### SHORT PROBLEM
Return the listing below in full, with every line exactly as it is.

### RECORDS FOR THE TASK
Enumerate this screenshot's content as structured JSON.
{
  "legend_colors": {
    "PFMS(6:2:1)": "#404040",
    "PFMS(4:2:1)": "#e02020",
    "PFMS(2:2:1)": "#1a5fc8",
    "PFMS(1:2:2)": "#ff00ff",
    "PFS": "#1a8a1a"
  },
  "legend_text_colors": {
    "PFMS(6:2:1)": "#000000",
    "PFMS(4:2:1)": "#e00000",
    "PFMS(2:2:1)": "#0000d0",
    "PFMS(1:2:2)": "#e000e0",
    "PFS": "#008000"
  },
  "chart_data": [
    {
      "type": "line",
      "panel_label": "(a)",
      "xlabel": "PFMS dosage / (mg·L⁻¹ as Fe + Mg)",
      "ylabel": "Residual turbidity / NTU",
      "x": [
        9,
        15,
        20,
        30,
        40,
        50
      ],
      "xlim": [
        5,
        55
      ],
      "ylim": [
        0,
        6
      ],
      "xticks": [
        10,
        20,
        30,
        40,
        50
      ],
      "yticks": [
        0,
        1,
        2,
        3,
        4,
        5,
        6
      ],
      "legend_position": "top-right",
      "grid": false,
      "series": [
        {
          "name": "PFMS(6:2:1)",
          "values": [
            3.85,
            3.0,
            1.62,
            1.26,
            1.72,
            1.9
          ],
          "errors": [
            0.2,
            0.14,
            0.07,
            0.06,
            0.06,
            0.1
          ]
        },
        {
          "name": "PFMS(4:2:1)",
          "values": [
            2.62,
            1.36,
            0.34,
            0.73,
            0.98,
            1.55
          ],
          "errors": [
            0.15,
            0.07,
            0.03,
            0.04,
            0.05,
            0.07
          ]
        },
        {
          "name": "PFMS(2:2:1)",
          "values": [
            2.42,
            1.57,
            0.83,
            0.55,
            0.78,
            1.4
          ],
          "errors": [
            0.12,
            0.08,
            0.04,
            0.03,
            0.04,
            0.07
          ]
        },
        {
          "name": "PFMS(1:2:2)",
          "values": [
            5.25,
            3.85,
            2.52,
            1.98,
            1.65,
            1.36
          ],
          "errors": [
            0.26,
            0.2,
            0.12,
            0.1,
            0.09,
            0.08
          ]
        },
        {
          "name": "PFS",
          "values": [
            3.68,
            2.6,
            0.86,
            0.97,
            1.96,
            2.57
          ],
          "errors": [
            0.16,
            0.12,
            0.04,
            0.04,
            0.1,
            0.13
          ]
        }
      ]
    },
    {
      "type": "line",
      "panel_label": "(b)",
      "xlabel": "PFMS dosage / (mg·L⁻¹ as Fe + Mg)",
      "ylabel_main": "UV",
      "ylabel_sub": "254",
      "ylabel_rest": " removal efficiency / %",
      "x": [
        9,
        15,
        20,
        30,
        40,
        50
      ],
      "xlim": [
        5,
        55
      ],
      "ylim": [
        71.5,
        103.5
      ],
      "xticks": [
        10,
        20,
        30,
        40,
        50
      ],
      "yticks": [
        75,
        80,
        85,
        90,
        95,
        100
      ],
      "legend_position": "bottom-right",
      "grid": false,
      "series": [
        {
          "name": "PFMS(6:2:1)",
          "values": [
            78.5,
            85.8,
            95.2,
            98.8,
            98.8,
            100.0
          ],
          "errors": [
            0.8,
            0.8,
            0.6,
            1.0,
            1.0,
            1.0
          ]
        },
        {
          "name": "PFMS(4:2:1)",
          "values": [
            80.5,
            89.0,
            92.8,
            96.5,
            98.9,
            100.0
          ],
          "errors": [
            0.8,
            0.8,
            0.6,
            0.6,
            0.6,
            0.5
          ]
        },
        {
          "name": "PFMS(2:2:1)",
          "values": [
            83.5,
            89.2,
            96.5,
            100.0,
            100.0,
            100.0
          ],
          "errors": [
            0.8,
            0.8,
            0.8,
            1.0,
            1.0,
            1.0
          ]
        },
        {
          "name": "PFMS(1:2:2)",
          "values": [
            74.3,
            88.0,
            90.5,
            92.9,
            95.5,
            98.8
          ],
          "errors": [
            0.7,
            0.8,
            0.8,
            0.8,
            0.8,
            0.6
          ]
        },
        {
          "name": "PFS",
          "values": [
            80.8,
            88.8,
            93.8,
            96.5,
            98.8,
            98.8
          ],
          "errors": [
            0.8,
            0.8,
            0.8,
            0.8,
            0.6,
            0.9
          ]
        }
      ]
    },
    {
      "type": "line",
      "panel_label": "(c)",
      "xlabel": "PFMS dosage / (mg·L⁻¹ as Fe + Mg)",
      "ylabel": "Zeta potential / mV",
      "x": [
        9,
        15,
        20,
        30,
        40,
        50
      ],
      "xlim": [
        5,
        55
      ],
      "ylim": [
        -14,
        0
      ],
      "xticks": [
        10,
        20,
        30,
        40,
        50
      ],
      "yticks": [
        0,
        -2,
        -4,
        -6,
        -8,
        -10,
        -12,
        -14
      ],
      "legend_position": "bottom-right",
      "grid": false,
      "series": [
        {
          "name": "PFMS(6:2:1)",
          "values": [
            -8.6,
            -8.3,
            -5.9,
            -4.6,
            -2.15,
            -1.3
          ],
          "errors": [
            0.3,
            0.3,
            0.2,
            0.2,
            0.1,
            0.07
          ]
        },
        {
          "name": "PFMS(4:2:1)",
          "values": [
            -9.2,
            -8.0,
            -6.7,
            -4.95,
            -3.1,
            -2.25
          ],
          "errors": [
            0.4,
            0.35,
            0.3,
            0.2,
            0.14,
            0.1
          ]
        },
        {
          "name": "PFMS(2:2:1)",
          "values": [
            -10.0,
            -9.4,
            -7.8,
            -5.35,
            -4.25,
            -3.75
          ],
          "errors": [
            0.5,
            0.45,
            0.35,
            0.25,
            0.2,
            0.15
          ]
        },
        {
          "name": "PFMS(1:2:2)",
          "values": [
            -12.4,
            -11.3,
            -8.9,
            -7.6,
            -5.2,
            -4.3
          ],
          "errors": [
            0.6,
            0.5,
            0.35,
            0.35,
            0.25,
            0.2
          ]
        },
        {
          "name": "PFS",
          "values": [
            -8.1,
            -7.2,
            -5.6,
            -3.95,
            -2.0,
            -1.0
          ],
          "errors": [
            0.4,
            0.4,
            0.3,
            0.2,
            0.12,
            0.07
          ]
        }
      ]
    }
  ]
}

### COMPLETED EXERCISE
Enumerate this screenshot's content as structured JSON.
{
  "legend_colors": {
    "PFMS(6:2:1)": "#404040",
    "PFMS(4:2:1)": "#e02020",
    "PFMS(2:2:1)": "#1a5fc8",
    "PFMS(1:2:2)": "#ff00ff",
    "PFS": "#1a8a1a"
  },
  "legend_text_colors": {
    "PFMS(6:2:1)": "#000000",
    "PFMS(4:2:1)": "#e00000",
    "PFMS(2:2:1)": "#0000d0",
    "PFMS(1:2:2)": "#e000e0",
    "PFS": "#008000"
  },
  "chart_data": [
    {
      "type": "line",
      "panel_label": "(a)",
      "xlabel": "PFMS dosage / (mg·L⁻¹ as Fe + Mg)",
      "ylabel": "Residual turbidity / NTU",
      "x": [
        9,
        15,
        20,
        30,
        40,
        50
      ],
      "xlim": [
        5,
        55
      ],
      "ylim": [
        0,
        6
      ],
      "xticks": [
        10,
        20,
        30,
        40,
        50
      ],
      "yticks": [
        0,
        1,
        2,
        3,
        4,
        5,
        6
      ],
      "legend_position": "top-right",
      "grid": false,
      "series": [
        {
          "name": "PFMS(6:2:1)",
          "values": [
            3.85,
            3.0,
            1.62,
            1.26,
            1.72,
            1.9
          ],
          "errors": [
            0.2,
            0.14,
            0.07,
            0.06,
            0.06,
            0.1
          ]
        },
        {
          "name": "PFMS(4:2:1)",
          "values": [
            2.62,
            1.36,
            0.34,
            0.73,
            0.98,
            1.55
          ],
          "errors": [
            0.15,
            0.07,
            0.03,
            0.04,
            0.05,
            0.07
          ]
        },
        {
          "name": "PFMS(2:2:1)",
          "values": [
            2.42,
            1.57,
            0.83,
            0.55,
            0.78,
            1.4
          ],
          "errors": [
            0.12,
            0.08,
            0.04,
            0.03,
            0.04,
            0.07
          ]
        },
        {
          "name": "PFMS(1:2:2)",
          "values": [
            5.25,
            3.85,
            2.52,
            1.98,
            1.65,
            1.36
          ],
          "errors": [
            0.26,
            0.2,
            0.12,
            0.1,
            0.09,
            0.08
          ]
        },
        {
          "name": "PFS",
          "values": [
            3.68,
            2.6,
            0.86,
            0.97,
            1.96,
            2.57
          ],
          "errors": [
            0.16,
            0.12,
            0.04,
            0.04,
            0.1,
            0.13
          ]
        }
      ]
    },
    {
      "type": "line",
      "panel_label": "(b)",
      "xlabel": "PFMS dosage / (mg·L⁻¹ as Fe + Mg)",
      "ylabel_main": "UV",
      "ylabel_sub": "254",
      "ylabel_rest": " removal efficiency / %",
      "x": [
        9,
        15,
        20,
        30,
        40,
        50
      ],
      "xlim": [
        5,
        55
      ],
      "ylim": [
        71.5,
        103.5
      ],
      "xticks": [
        10,
        20,
        30,
        40,
        50
      ],
      "yticks": [
        75,
        80,
        85,
        90,
        95,
        100
      ],
      "legend_position": "bottom-right",
      "grid": false,
      "series": [
        {
          "name": "PFMS(6:2:1)",
          "values": [
            78.5,
            85.8,
            95.2,
            98.8,
            98.8,
            100.0
          ],
          "errors": [
            0.8,
            0.8,
            0.6,
            1.0,
            1.0,
            1.0
          ]
        },
        {
          "name": "PFMS(4:2:1)",
          "values": [
            80.5,
            89.0,
            92.8,
            96.5,
            98.9,
            100.0
          ],
          "errors": [
            0.8,
            0.8,
            0.6,
            0.6,
            0.6,
            0.5
          ]
        },
        {
          "name": "PFMS(2:2:1)",
          "values": [
            83.5,
            89.2,
            96.5,
            100.0,
            100.0,
            100.0
          ],
          "errors": [
            0.8,
            0.8,
            0.8,
            1.0,
            1.0,
            1.0
          ]
        },
        {
          "name": "PFMS(1:2:2)",
          "values": [
            74.3,
            88.0,
            90.5,
            92.9,
            95.5,
            98.8
          ],
          "errors": [
            0.7,
            0.8,
            0.8,
            0.8,
            0.8,
            0.6
          ]
        },
        {
          "name": "PFS",
          "values": [
            80.8,
            88.8,
            93.8,
            96.5,
            98.8,
            98.8
          ],
          "errors": [
            0.8,
            0.8,
            0.8,
            0.8,
            0.6,
            0.9
          ]
        }
      ]
    },
    {
      "type": "line",
      "panel_label": "(c)",
      "xlabel": "PFMS dosage / (mg·L⁻¹ as Fe + Mg)",
      "ylabel": "Zeta potential / mV",
      "x": [
        9,
        15,
        20,
        30,
        40,
        50
      ],
      "xlim": [
        5,
        55
      ],
      "ylim": [
        -14,
        0
      ],
      "xticks": [
        10,
        20,
        30,
        40,
        50
      ],
      "yticks": [
        0,
        -2,
        -4,
        -6,
        -8,
        -10,
        -12,
        -14
      ],
      "legend_position": "bottom-right",
      "grid": false,
      "series": [
        {
          "name": "PFMS(6:2:1)",
          "values": [
            -8.6,
            -8.3,
            -5.9,
            -4.6,
            -2.15,
            -1.3
          ],
          "errors": [
            0.3,
            0.3,
            0.2,
            0.2,
            0.1,
            0.07
          ]
        },
        {
          "name": "PFMS(4:2:1)",
          "values": [
            -9.2,
            -8.0,
            -6.7,
            -4.95,
            -3.1,
            -2.25
          ],
          "errors": [
            0.4,
            0.35,
            0.3,
            0.2,
            0.14,
            0.1
          ]
        },
        {
          "name": "PFMS(2:2:1)",
          "values": [
            -10.0,
            -9.4,
            -7.8,
            -5.35,
            -4.25,
            -3.75
          ],
          "errors": [
            0.5,
            0.45,
            0.35,
            0.25,
            0.2,
            0.15
          ]
        },
        {
          "name": "PFMS(1:2:2)",
          "values": [
            -12.4,
            -11.3,
            -8.9,
            -7.6,
            -5.2,
            -4.3
          ],
          "errors": [
            0.6,
            0.5,
            0.35,
            0.35,
            0.25,
            0.2
          ]
        },
        {
          "name": "PFS",
          "values": [
            -8.1,
            -7.2,
            -5.6,
            -3.95,
            -2.0,
            -1.0
          ],
          "errors": [
            0.4,
            0.4,
            0.3,
            0.2,
            0.12,
            0.07
          ]
        }
      ]
    }
  ]
}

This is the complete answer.